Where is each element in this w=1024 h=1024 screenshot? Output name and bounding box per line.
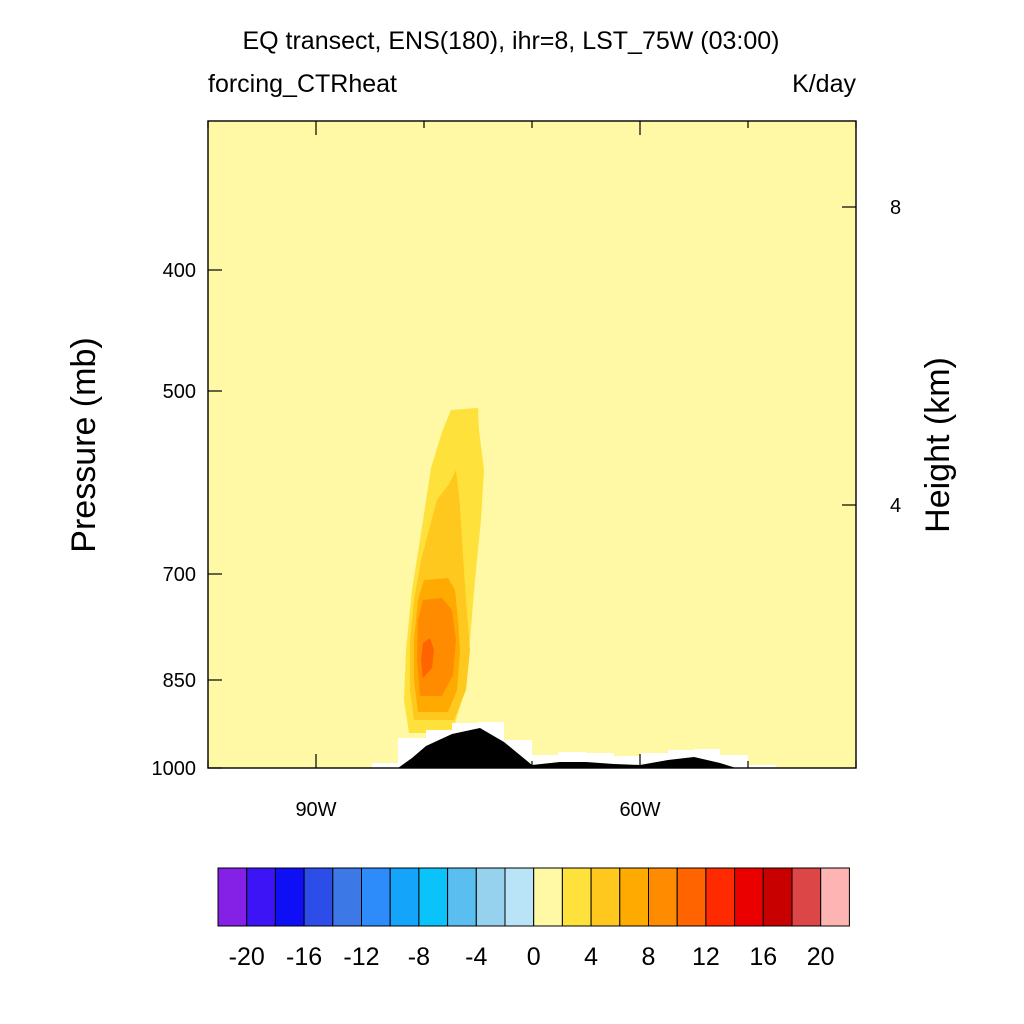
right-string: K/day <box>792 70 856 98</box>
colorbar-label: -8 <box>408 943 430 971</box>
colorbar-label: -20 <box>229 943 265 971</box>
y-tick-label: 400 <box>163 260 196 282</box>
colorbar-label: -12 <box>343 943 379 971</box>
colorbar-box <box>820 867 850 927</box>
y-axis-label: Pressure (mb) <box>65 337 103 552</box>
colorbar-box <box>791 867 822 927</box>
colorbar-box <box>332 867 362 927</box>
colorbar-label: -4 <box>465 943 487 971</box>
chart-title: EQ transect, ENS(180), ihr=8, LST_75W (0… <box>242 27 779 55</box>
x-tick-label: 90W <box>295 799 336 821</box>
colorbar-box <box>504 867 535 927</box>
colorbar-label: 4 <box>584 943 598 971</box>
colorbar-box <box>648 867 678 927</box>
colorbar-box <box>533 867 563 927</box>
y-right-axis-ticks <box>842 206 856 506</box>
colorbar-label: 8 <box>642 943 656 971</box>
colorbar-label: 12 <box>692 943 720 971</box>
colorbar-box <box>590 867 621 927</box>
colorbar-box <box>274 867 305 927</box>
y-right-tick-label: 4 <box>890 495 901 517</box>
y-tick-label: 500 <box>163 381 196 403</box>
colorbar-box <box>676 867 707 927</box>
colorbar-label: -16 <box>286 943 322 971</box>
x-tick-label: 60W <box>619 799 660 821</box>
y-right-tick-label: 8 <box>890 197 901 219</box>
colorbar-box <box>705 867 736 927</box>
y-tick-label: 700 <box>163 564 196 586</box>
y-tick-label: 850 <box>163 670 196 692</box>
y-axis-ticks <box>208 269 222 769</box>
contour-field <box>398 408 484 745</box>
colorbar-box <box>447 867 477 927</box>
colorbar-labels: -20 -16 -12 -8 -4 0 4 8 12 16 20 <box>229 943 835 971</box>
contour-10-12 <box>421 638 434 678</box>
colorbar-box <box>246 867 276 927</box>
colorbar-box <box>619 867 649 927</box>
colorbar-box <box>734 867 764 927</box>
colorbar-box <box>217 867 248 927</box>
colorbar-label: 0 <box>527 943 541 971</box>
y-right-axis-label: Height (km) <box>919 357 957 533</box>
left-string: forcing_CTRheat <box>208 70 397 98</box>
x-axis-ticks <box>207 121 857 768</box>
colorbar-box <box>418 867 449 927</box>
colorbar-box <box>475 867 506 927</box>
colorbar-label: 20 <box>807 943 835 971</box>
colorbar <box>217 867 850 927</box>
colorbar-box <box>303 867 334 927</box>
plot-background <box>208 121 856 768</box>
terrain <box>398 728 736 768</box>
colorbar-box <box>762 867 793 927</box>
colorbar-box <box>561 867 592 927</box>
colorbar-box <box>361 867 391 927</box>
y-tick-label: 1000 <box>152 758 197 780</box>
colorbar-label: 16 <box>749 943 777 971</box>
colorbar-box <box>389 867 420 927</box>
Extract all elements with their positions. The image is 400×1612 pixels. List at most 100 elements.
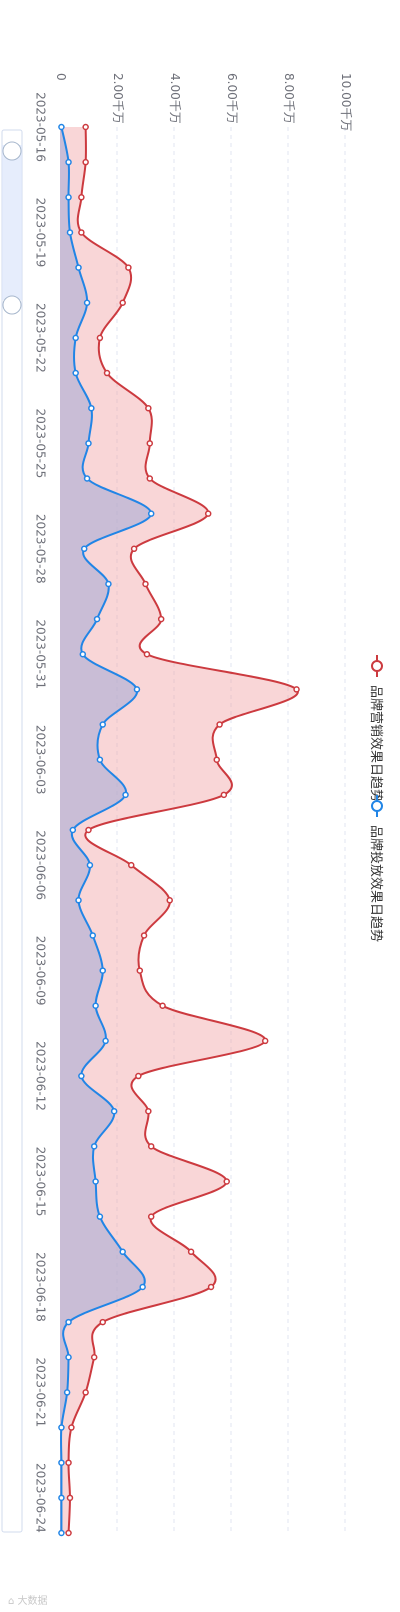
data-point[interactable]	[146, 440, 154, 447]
┄┄┄┄┄┄┄┄┄┄┄┄┄┄┄┄┄┄┄┄
**Stated goal**
Copy the listing above line for line, with every character unchanged, but omit the picture placeholders.

**Result below**
Where is each element in this w=1024 h=1024 screenshot? Output name and bounding box per line.
right-string: K/day <box>792 70 856 98</box>
colorbar-label: -8 <box>408 943 430 971</box>
colorbar-label: -20 <box>229 943 265 971</box>
y-tick-label: 400 <box>163 260 196 282</box>
colorbar-label: -12 <box>343 943 379 971</box>
colorbar-box <box>820 867 850 927</box>
y-axis-label: Pressure (mb) <box>65 337 103 552</box>
colorbar-box <box>791 867 822 927</box>
colorbar-box <box>332 867 362 927</box>
colorbar-label: -4 <box>465 943 487 971</box>
chart-title: EQ transect, ENS(180), ihr=8, LST_75W (0… <box>242 27 779 55</box>
x-tick-label: 90W <box>295 799 336 821</box>
colorbar-box <box>504 867 535 927</box>
colorbar-label: 4 <box>584 943 598 971</box>
colorbar-box <box>648 867 678 927</box>
colorbar-box <box>533 867 563 927</box>
y-right-axis-ticks <box>842 206 856 506</box>
colorbar-label: 8 <box>642 943 656 971</box>
colorbar-label: 12 <box>692 943 720 971</box>
colorbar-box <box>590 867 621 927</box>
colorbar-box <box>274 867 305 927</box>
y-right-tick-label: 4 <box>890 495 901 517</box>
y-tick-label: 500 <box>163 381 196 403</box>
colorbar-box <box>676 867 707 927</box>
colorbar-label: -16 <box>286 943 322 971</box>
x-tick-label: 60W <box>619 799 660 821</box>
y-right-tick-label: 8 <box>890 197 901 219</box>
colorbar-box <box>705 867 736 927</box>
y-tick-label: 700 <box>163 564 196 586</box>
y-tick-label: 850 <box>163 670 196 692</box>
y-axis-ticks <box>208 269 222 769</box>
contour-field <box>398 408 484 745</box>
colorbar-box <box>447 867 477 927</box>
colorbar-labels: -20 -16 -12 -8 -4 0 4 8 12 16 20 <box>229 943 835 971</box>
contour-10-12 <box>421 638 434 678</box>
colorbar-box <box>246 867 276 927</box>
colorbar-box <box>619 867 649 927</box>
colorbar-box <box>734 867 764 927</box>
colorbar-box <box>217 867 248 927</box>
colorbar-label: 0 <box>527 943 541 971</box>
y-right-axis-label: Height (km) <box>919 357 957 533</box>
left-string: forcing_CTRheat <box>208 70 397 98</box>
x-axis-ticks <box>207 121 857 768</box>
colorbar-box <box>418 867 449 927</box>
colorbar-box <box>475 867 506 927</box>
colorbar-label: 20 <box>807 943 835 971</box>
colorbar <box>217 867 850 927</box>
colorbar-box <box>303 867 334 927</box>
plot-background <box>208 121 856 768</box>
terrain <box>398 728 736 768</box>
colorbar-box <box>762 867 793 927</box>
colorbar-box <box>561 867 592 927</box>
colorbar-box <box>361 867 391 927</box>
y-tick-label: 1000 <box>152 758 197 780</box>
colorbar-label: 16 <box>749 943 777 971</box>
colorbar-box <box>389 867 420 927</box>
Extract all elements with their positions. The image is 400×1612 pixels. List at most 100 elements.
data-point[interactable]	[146, 440, 154, 447]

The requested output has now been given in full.